Stored entries
▼

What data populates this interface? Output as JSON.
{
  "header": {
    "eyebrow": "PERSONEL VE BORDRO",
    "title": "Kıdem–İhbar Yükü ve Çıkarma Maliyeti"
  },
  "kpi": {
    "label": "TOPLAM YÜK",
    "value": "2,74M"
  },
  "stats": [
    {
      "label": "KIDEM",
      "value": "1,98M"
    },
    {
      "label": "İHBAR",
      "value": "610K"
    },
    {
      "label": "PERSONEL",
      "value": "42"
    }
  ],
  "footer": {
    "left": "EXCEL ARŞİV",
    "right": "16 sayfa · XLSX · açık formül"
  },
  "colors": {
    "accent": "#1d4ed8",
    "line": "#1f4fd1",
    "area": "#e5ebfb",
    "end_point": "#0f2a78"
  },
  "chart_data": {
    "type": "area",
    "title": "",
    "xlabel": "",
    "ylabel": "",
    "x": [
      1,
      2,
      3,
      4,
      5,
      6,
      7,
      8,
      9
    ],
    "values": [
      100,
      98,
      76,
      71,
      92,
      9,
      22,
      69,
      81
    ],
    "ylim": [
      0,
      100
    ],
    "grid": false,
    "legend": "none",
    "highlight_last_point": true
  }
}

▲

* **EXERCISE OBJECTIVE**: Write out every entry verbatim.

* **RESULT FOR THIS TASK**:
What data populates this interface? Output as JSON.
{
  "header": {
    "eyebrow": "PERSONEL VE BORDRO",
    "title": "Kıdem–İhbar Yükü ve Çıkarma Maliyeti"
  },
  "kpi": {
    "label": "TOPLAM YÜK",
    "value": "2,74M"
  },
  "stats": [
    {
      "label": "KIDEM",
      "value": "1,98M"
    },
    {
      "label": "İHBAR",
      "value": "610K"
    },
    {
      "label": "PERSONEL",
      "value": "42"
    }
  ],
  "footer": {
    "left": "EXCEL ARŞİV",
    "right": "16 sayfa · XLSX · açık formül"
  },
  "colors": {
    "accent": "#1d4ed8",
    "line": "#1f4fd1",
    "area": "#e5ebfb",
    "end_point": "#0f2a78"
  },
  "chart_data": {
    "type": "area",
    "title": "",
    "xlabel": "",
    "ylabel": "",
    "x": [
      1,
      2,
      3,
      4,
      5,
      6,
      7,
      8,
      9
    ],
    "values": [
      100,
      98,
      76,
      71,
      92,
      9,
      22,
      69,
      81
    ],
    "ylim": [
      0,
      100
    ],
    "grid": false,
    "legend": "none",
    "highlight_last_point": true
  }
}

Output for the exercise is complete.